-- SHORT TASK --
Find the lines containing the word "Determination" and copy every one of them.

Extracted data entries
##############################

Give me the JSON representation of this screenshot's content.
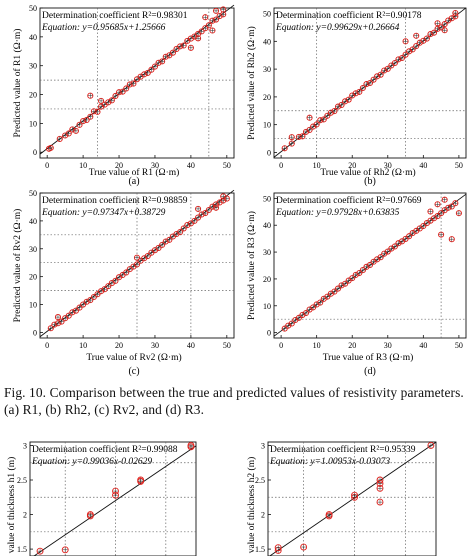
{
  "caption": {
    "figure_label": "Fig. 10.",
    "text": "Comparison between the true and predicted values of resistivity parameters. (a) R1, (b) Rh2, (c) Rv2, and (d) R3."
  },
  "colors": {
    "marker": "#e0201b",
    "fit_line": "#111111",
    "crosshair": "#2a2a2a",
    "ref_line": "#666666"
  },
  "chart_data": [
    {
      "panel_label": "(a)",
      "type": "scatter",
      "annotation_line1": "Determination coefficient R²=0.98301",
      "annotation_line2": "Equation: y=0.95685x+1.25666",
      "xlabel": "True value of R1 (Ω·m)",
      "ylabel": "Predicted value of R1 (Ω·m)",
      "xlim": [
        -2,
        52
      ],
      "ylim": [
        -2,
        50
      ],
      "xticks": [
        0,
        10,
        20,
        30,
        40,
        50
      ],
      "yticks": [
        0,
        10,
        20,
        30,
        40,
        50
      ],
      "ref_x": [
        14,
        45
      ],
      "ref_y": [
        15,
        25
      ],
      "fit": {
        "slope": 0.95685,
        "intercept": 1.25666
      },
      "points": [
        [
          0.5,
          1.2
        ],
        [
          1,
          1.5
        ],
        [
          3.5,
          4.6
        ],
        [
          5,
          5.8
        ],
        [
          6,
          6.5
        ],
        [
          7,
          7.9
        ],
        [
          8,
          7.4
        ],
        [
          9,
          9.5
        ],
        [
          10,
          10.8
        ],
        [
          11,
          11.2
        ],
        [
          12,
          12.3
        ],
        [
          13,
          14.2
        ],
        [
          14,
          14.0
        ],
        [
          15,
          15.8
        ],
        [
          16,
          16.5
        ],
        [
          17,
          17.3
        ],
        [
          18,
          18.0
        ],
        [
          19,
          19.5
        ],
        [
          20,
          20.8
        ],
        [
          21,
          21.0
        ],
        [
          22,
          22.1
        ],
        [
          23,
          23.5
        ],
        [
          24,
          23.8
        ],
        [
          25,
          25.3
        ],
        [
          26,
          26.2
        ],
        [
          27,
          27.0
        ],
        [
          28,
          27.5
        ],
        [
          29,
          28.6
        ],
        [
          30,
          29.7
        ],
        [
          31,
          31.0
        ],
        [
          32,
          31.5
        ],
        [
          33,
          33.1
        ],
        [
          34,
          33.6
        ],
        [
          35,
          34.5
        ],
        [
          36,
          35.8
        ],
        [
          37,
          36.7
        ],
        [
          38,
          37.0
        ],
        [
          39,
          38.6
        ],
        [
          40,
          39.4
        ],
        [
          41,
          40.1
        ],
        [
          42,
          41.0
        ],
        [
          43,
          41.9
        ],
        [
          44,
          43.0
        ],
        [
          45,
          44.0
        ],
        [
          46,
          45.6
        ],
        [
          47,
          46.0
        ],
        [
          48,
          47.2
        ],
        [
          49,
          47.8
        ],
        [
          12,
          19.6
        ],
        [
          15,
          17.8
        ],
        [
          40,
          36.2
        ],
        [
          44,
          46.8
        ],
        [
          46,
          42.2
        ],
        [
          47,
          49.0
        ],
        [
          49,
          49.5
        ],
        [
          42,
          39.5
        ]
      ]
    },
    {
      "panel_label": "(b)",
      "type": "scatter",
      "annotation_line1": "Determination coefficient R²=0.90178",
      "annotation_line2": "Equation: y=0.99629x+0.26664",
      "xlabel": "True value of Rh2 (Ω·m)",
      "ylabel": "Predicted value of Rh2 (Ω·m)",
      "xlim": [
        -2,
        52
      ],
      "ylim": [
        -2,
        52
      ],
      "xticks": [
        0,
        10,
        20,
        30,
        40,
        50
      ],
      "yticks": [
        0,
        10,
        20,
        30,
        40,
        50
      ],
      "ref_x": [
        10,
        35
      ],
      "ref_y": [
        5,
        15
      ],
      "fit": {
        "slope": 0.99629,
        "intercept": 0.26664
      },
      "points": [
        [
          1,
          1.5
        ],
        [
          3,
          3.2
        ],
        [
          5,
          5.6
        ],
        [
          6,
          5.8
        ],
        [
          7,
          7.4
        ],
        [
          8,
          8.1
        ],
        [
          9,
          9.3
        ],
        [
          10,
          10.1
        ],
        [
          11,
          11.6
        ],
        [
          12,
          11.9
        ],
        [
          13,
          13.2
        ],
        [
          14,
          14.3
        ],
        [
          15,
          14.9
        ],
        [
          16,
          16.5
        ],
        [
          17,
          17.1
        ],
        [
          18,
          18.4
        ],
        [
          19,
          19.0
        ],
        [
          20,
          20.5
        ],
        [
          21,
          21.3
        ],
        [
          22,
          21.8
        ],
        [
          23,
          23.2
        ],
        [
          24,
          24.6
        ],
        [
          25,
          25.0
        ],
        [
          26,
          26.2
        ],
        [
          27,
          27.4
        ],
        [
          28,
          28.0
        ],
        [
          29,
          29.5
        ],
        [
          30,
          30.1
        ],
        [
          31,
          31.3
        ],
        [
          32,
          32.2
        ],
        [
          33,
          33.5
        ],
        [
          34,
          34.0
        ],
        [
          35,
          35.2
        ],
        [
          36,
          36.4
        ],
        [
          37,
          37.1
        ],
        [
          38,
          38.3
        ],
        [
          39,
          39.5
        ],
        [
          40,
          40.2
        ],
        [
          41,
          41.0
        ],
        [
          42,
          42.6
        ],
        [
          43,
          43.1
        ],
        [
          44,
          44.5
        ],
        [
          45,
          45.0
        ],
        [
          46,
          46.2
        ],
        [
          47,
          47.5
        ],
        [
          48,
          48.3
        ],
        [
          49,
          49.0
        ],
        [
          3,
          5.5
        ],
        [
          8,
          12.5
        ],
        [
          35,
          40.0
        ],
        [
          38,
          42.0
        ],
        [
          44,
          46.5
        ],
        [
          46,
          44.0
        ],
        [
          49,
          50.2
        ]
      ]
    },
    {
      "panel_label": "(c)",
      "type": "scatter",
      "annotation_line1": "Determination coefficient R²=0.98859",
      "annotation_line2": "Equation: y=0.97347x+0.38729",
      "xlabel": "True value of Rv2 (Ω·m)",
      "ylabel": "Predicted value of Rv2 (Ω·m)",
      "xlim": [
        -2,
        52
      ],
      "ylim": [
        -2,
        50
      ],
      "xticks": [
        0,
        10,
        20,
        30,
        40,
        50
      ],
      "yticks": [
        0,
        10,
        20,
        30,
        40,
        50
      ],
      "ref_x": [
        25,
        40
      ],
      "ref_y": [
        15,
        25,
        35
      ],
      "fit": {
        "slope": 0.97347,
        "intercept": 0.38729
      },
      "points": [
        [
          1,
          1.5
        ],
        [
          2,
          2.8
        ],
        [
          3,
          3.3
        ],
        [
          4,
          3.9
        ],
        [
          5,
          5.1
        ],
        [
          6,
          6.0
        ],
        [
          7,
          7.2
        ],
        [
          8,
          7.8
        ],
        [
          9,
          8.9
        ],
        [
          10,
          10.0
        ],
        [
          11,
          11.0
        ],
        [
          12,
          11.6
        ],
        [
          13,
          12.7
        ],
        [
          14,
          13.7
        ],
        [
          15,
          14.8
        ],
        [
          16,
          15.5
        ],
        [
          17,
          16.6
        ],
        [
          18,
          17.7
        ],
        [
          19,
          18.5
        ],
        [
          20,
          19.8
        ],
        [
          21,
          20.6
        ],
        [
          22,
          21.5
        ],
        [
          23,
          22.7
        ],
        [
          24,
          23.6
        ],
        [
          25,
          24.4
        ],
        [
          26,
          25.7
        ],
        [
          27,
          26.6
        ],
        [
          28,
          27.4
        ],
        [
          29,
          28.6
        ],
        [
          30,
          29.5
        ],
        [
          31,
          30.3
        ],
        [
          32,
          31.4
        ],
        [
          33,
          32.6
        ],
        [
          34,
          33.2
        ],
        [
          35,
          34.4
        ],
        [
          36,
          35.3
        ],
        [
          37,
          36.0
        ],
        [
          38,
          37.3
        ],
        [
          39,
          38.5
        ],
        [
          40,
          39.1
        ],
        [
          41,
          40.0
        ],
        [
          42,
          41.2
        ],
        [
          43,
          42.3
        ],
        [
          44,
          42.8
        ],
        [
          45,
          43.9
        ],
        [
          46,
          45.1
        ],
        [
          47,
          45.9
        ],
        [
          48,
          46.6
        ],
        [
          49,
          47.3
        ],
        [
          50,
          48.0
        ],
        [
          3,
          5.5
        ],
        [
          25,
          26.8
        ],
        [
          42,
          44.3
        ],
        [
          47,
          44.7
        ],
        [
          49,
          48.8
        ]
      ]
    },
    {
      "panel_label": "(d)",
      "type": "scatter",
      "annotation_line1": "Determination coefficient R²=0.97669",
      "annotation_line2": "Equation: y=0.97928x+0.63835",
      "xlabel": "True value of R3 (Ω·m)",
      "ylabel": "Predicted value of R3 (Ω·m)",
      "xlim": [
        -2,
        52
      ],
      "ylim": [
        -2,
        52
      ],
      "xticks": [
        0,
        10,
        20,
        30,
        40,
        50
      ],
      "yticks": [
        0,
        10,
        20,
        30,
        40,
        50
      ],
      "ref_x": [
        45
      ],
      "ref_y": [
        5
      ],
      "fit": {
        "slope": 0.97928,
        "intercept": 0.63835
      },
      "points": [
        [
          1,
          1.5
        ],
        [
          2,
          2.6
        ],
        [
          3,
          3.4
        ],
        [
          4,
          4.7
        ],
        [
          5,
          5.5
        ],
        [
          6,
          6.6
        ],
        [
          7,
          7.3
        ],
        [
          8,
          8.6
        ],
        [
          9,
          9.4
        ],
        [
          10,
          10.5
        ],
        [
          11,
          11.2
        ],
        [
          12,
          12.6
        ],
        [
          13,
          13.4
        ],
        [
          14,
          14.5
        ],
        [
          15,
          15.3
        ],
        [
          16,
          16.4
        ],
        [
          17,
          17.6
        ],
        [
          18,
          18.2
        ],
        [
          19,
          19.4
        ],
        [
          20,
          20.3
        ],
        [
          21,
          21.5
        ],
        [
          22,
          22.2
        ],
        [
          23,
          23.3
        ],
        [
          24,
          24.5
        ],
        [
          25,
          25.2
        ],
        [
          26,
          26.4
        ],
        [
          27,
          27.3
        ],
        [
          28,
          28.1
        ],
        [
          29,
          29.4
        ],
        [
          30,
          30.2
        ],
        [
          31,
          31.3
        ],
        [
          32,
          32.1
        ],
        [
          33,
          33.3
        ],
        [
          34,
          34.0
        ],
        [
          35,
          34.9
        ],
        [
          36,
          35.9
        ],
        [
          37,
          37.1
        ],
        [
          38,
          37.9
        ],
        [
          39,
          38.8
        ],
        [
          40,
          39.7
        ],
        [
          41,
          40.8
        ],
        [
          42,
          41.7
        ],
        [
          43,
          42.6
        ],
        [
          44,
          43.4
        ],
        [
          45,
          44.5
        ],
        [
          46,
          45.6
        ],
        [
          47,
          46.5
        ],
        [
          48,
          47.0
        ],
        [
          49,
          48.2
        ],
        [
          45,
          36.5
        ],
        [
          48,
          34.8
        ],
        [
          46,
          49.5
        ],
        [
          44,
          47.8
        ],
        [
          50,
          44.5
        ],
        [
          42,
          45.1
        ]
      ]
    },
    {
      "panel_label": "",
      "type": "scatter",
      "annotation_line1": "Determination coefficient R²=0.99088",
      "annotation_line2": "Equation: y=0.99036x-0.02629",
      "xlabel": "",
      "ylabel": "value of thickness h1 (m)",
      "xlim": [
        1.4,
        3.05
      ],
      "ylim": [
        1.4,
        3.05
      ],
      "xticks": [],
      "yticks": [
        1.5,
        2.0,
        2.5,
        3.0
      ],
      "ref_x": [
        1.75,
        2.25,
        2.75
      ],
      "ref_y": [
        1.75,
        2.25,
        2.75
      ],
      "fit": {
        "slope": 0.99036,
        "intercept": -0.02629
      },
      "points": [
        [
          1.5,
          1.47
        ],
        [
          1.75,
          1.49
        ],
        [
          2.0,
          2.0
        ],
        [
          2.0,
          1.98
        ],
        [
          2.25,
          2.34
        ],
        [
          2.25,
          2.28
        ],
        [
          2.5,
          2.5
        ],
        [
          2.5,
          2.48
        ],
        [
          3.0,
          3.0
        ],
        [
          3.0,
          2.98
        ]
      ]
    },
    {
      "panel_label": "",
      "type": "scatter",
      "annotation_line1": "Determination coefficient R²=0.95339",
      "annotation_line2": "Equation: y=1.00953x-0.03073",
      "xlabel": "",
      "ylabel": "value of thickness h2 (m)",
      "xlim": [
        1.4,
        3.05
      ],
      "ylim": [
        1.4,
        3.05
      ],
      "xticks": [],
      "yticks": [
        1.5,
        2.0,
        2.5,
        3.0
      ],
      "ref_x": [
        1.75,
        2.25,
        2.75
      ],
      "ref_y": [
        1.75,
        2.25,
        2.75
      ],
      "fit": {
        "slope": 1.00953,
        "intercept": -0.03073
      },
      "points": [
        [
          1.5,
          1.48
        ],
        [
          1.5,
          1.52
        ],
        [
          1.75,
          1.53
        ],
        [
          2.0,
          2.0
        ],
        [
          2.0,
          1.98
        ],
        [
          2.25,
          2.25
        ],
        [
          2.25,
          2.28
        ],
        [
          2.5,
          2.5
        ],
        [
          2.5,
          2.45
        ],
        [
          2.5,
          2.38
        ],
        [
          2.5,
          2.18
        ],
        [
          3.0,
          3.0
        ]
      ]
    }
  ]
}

##############################

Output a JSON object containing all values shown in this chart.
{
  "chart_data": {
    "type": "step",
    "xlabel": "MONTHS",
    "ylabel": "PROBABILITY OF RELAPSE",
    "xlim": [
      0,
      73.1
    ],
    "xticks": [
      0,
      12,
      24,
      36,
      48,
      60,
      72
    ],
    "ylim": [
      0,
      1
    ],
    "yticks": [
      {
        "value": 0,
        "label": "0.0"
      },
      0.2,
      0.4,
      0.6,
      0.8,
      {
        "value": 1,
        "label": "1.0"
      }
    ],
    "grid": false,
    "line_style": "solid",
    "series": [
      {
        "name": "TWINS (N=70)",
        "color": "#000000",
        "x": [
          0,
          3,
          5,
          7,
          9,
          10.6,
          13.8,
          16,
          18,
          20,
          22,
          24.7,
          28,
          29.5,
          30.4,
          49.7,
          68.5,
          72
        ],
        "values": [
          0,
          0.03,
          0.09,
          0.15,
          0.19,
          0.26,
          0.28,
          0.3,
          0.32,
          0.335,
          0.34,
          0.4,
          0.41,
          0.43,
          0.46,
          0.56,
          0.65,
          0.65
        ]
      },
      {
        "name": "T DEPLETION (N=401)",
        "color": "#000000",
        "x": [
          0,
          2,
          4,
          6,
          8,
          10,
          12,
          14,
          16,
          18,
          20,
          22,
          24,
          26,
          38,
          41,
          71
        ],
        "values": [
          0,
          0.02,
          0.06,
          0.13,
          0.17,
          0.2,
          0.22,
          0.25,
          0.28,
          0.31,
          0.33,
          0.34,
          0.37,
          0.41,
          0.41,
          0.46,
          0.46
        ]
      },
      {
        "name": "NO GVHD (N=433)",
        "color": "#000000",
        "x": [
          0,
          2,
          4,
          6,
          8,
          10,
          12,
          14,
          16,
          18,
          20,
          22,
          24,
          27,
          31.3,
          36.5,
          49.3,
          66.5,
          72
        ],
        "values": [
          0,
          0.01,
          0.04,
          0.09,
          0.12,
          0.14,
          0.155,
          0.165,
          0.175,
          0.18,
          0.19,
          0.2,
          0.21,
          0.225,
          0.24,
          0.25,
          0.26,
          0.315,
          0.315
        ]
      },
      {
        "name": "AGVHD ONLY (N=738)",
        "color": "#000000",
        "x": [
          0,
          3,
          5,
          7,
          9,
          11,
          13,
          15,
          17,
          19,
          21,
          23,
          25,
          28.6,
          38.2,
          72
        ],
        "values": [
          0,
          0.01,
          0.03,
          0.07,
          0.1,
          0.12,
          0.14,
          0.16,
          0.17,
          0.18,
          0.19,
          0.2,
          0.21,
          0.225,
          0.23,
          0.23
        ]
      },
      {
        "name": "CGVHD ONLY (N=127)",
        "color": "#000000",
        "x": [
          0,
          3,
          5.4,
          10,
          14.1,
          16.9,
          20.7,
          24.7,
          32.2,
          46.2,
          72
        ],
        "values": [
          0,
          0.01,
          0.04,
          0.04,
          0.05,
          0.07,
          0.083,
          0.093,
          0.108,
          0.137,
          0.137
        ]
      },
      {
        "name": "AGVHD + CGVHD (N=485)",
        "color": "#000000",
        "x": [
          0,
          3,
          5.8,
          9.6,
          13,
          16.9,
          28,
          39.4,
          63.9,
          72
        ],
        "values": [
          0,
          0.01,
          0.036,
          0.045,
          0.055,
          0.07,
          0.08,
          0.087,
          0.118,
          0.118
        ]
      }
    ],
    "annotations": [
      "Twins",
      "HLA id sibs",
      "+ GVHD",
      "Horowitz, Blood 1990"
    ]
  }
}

##############################

-- EXERCISE RESPONSE --
      "annotation_line1": "Determination coefficient R²=0.98301",
      "annotation_line1": "Determination coefficient R²=0.90178",
      "annotation_line1": "Determination coefficient R²=0.98859",
      "annotation_line1": "Determination coefficient R²=0.97669",
      "annotation_line1": "Determination coefficient R²=0.99088",
      "annotation_line1": "Determination coefficient R²=0.95339",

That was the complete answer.